課題 A | ベジェ曲線パスのブーリアン演算に関する文章を、全文一字一句変えずに繰り返すこと。

_ _ _

さて、前回こしらえた点と点をベジェ曲線で結ぶ自前のパスをブーリアン演算で差分を取りたいと言っていたのはどうなったのか。できました、一応。

 





ソースは一番最後
 

まぁ、最後の合成は余分なパスを生成してるけど、ご愛嬌ってことで。

以下、よもやまプログラミング話。

点と点をベジェ曲線で結んでいるから交差判定は違うけど、きっと、ポリゴン(多角形)のブーリアン演算は共有するところが多いはずだよね。ってことで、まずは既存のアルゴリズムを探し漁りました。Wikiによると、代表的なアルゴリズムは以下の3つ。

・Vattiクリッピング法
・Sutherland–Hodgman法
・Weiler–Athertonクリッピング法

下2つは特殊ケースのアルゴリズムと書かれているので、おそらくベーシックなのは、一番上のVattiクリッピング法という方法なのでしょう。だがしかし、日本語の情報が見つからない。

 

Vatti Polygon Clipping
http://extras.springer.com/2005/978-1-84628-108-2/VattiClip.pdf

オープンソースのライブラリ
http://www.angusj.com/delphi/clipper.php

 

Vattiと違うのかもわかりませんが、他の日本語の解説してくれてるページを発見。んー、なんとなく曲線パスへの転用が難しそう。。。

 

平面図形の論理演算(ブーリアン)処理
http://www7b.biglobe.ne.jp/~garaku/Boolean.html

第9回 凸多角形の交差計算(前編)
http://gihyo.jp/dev/serial/01/geometry/0009

 

んー、自分で考えたものでも、案外上手くいくんじゃね?っといういつもの取り敢えずやってみよう精神で考えてみました。

_ _ _

課題 B | 以下の記録から、「Where is each element in this w=1406」を含む行から「point-norwegians — [807, 805, 825, 823]」を含む行まで(両端の行を含む)を、そのまま再現すること。その範囲の行だけを書き、画像は答えに含めないこと。

入力データ |
_ _ _

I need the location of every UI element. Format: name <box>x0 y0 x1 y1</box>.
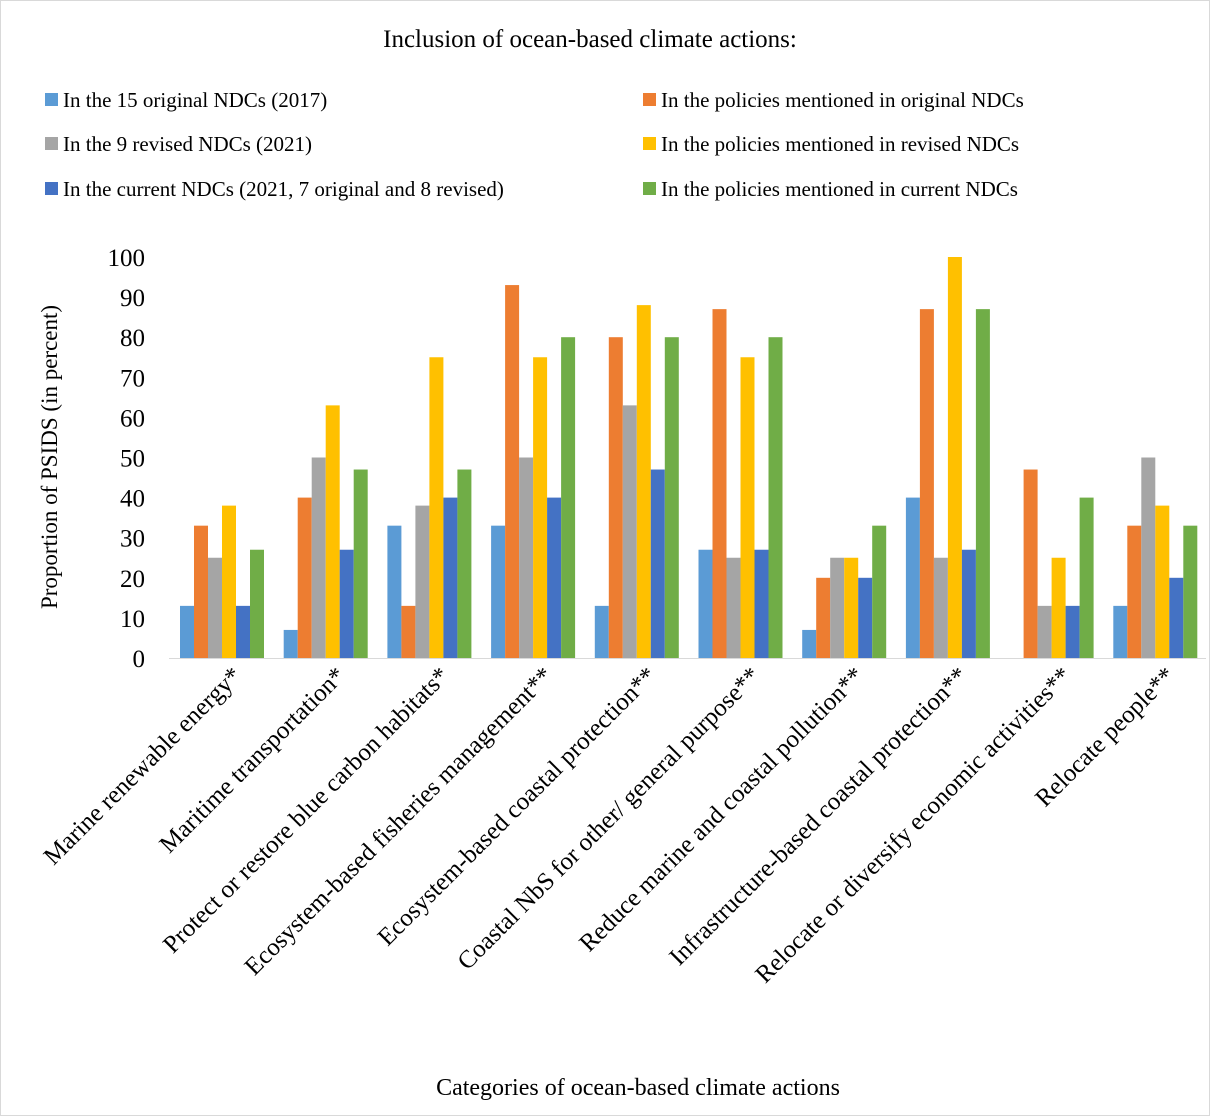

_ _ _

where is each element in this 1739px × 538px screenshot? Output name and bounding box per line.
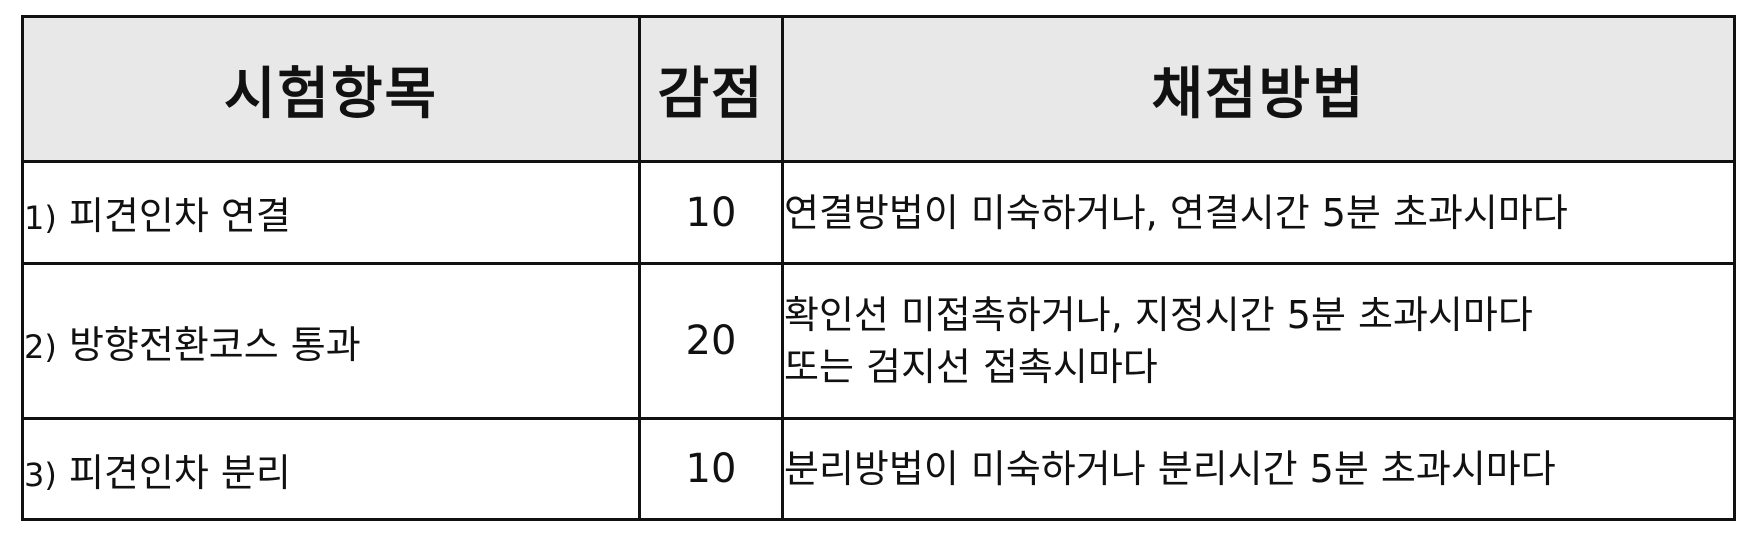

_ _ _

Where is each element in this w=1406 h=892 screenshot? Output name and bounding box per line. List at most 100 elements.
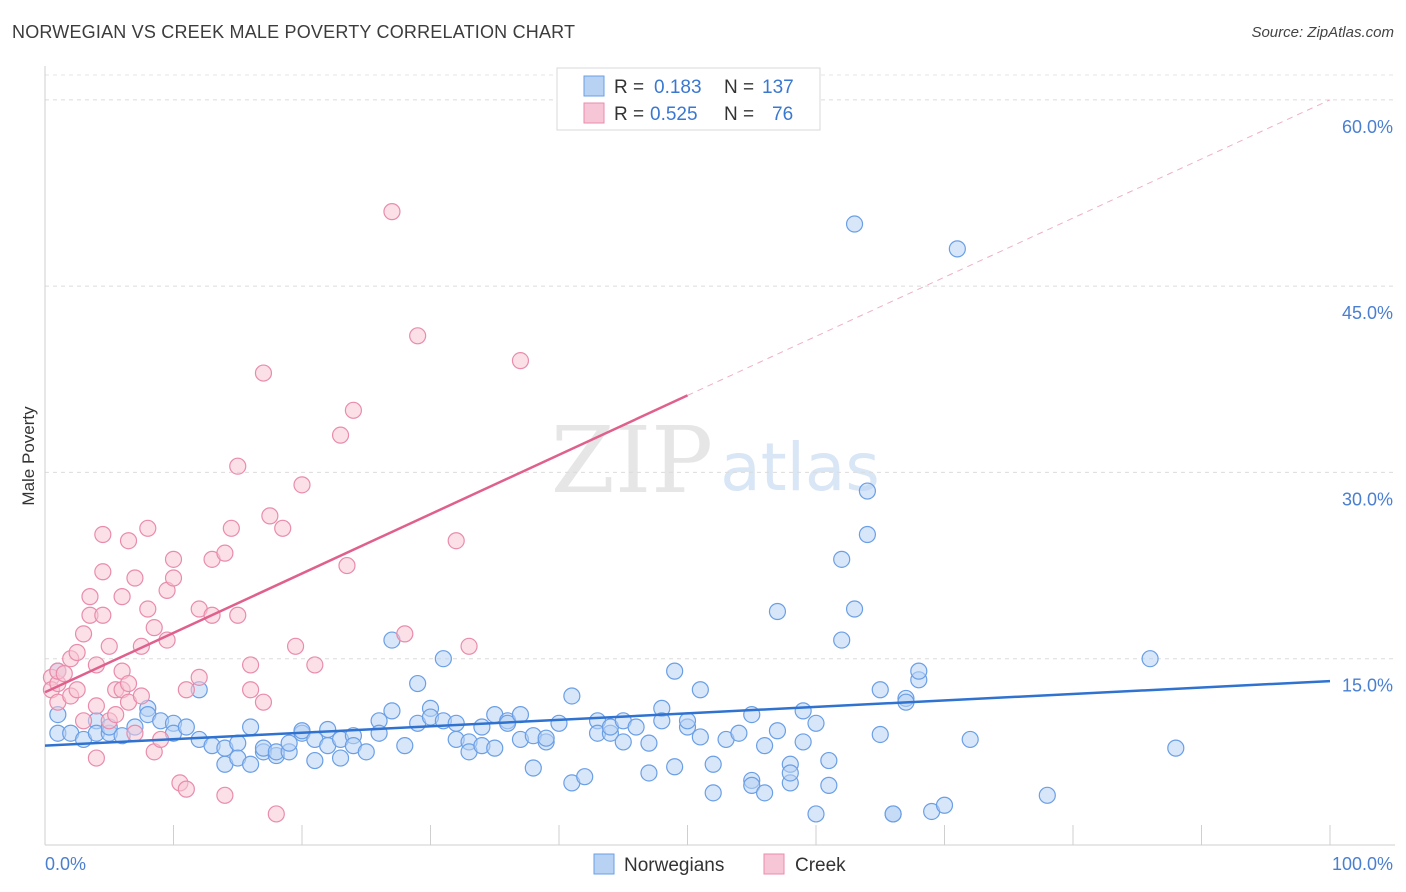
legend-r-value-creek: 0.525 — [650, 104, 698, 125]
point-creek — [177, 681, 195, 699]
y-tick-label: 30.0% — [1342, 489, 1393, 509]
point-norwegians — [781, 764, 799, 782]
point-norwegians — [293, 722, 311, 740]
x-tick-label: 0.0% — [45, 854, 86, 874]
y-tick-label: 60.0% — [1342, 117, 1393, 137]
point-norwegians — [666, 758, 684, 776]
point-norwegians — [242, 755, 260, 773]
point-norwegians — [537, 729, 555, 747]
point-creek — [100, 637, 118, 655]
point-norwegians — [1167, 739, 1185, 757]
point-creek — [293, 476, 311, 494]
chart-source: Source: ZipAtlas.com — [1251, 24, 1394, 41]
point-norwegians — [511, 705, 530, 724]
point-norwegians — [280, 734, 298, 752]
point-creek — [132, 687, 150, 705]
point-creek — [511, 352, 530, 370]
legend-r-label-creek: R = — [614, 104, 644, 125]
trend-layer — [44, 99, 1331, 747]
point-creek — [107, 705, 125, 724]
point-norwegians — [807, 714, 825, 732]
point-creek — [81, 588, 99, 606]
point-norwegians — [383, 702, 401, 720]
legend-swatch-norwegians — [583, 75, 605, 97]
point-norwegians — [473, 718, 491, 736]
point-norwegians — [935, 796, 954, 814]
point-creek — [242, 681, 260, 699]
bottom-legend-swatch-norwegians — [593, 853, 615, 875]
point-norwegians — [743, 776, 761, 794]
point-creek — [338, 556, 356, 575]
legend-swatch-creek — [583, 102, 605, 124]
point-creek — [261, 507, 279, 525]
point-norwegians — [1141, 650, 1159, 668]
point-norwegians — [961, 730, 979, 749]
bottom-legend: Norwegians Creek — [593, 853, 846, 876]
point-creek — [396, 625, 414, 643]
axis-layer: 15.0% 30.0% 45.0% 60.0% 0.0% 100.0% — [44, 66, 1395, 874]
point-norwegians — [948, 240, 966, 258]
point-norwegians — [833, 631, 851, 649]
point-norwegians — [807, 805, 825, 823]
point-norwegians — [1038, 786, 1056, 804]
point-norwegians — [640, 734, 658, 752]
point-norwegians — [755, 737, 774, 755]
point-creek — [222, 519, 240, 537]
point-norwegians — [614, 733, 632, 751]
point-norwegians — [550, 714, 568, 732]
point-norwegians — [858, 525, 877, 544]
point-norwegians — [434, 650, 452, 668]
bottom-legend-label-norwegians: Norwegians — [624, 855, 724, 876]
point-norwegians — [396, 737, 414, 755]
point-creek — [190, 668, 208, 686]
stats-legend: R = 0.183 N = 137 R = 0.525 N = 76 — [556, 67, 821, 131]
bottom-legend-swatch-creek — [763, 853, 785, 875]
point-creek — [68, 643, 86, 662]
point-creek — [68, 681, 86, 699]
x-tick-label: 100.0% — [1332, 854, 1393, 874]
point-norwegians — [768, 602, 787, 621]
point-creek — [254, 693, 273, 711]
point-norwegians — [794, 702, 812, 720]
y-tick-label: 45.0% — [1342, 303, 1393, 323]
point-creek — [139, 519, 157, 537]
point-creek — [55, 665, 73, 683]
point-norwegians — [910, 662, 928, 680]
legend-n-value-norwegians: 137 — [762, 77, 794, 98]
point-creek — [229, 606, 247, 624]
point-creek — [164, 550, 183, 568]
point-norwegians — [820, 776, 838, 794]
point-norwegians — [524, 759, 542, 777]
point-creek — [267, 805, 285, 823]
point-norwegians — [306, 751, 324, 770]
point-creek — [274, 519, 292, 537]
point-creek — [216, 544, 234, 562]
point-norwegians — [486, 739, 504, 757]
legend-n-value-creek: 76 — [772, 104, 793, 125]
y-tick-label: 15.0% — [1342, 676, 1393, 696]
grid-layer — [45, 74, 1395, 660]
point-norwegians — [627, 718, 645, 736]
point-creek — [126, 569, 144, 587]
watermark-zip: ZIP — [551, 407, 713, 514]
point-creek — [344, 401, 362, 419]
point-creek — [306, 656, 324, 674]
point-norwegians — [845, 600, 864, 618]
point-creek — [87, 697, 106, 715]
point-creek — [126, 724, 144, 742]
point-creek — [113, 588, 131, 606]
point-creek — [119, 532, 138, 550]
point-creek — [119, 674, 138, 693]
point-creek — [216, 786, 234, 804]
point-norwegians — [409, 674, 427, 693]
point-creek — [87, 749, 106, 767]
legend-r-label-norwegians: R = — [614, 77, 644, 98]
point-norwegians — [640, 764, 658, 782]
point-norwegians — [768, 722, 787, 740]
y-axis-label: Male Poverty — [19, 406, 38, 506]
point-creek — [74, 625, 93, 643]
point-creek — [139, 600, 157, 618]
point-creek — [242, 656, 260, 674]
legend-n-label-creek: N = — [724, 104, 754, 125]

_ _ _

正解 A |
さて、前回こしらえた点と点をベジェ曲線で結ぶ自前のパスをブーリアン演算で差分を取りたいと言っていたのはどうなったのか。できました、一応。

 





ソースは一番最後
 

まぁ、最後の合成は余分なパスを生成してるけど、ご愛嬌ってことで。

以下、よもやまプログラミング話。

点と点をベジェ曲線で結んでいるから交差判定は違うけど、きっと、ポリゴン(多角形)のブーリアン演算は共有するところが多いはずだよね。ってことで、まずは既存のアルゴリズムを探し漁りました。Wikiによると、代表的なアルゴリズムは以下の3つ。

・Vattiクリッピング法
・Sutherland–Hodgman法
・Weiler–Athertonクリッピング法

下2つは特殊ケースのアルゴリズムと書かれているので、おそらくベーシックなのは、一番上のVattiクリッピング法という方法なのでしょう。だがしかし、日本語の情報が見つからない。

 

Vatti Polygon Clipping
http://extras.springer.com/2005/978-1-84628-108-2/VattiClip.pdf

オープンソースのライブラリ
http://www.angusj.com/delphi/clipper.php

 

Vattiと違うのかもわかりませんが、他の日本語の解説してくれてるページを発見。んー、なんとなく曲線パスへの転用が難しそう。。。

 

平面図形の論理演算(ブーリアン)処理
http://www7b.biglobe.ne.jp/~garaku/Boolean.html

第9回 凸多角形の交差計算(前編)
http://gihyo.jp/dev/serial/01/geometry/0009

 

んー、自分で考えたものでも、案外上手くいくんじゃね?っといういつもの取り敢えずやってみよう精神で考えてみました。

正解 B |
Where is each element in this w=1406 h=892 screenshot? Output name and bounding box per line. List at most 100 elements.
legend-r-value-creek: 0.525 — [650, 104, 698, 125]
point-creek — [177, 681, 195, 699]
y-tick-label: 30.0% — [1342, 489, 1393, 509]
point-norwegians — [781, 764, 799, 782]
point-norwegians — [293, 722, 311, 740]
x-tick-label: 0.0% — [45, 854, 86, 874]
y-tick-label: 60.0% — [1342, 117, 1393, 137]
point-norwegians — [666, 758, 684, 776]
point-norwegians — [242, 755, 260, 773]
point-norwegians — [537, 729, 555, 747]
point-creek — [100, 637, 118, 655]
point-norwegians — [1167, 739, 1185, 757]
point-creek — [293, 476, 311, 494]
chart-source: Source: ZipAtlas.com — [1251, 24, 1394, 41]
point-norwegians — [511, 705, 530, 724]
point-norwegians — [280, 734, 298, 752]
point-creek — [132, 687, 150, 705]
point-creek — [511, 352, 530, 370]
legend-r-label-creek: R = — [614, 104, 644, 125]
trend-layer — [44, 99, 1331, 747]
point-creek — [107, 705, 125, 724]
point-norwegians — [807, 714, 825, 732]
point-creek — [81, 588, 99, 606]
point-norwegians — [383, 702, 401, 720]
legend-swatch-norwegians — [583, 75, 605, 97]
point-norwegians — [473, 718, 491, 736]
point-norwegians — [935, 796, 954, 814]
point-creek — [242, 681, 260, 699]
bottom-legend-swatch-norwegians — [593, 853, 615, 875]
point-norwegians — [743, 776, 761, 794]
point-creek — [338, 556, 356, 575]
legend-swatch-creek — [583, 102, 605, 124]
point-creek — [261, 507, 279, 525]
point-norwegians — [1141, 650, 1159, 668]
point-norwegians — [961, 730, 979, 749]
bottom-legend: Norwegians Creek — [593, 853, 846, 876]
point-creek — [396, 625, 414, 643]
axis-layer: 15.0% 30.0% 45.0% 60.0% 0.0% 100.0% — [44, 66, 1395, 874]
point-norwegians — [948, 240, 966, 258]
point-norwegians — [833, 631, 851, 649]
point-norwegians — [807, 805, 825, 823]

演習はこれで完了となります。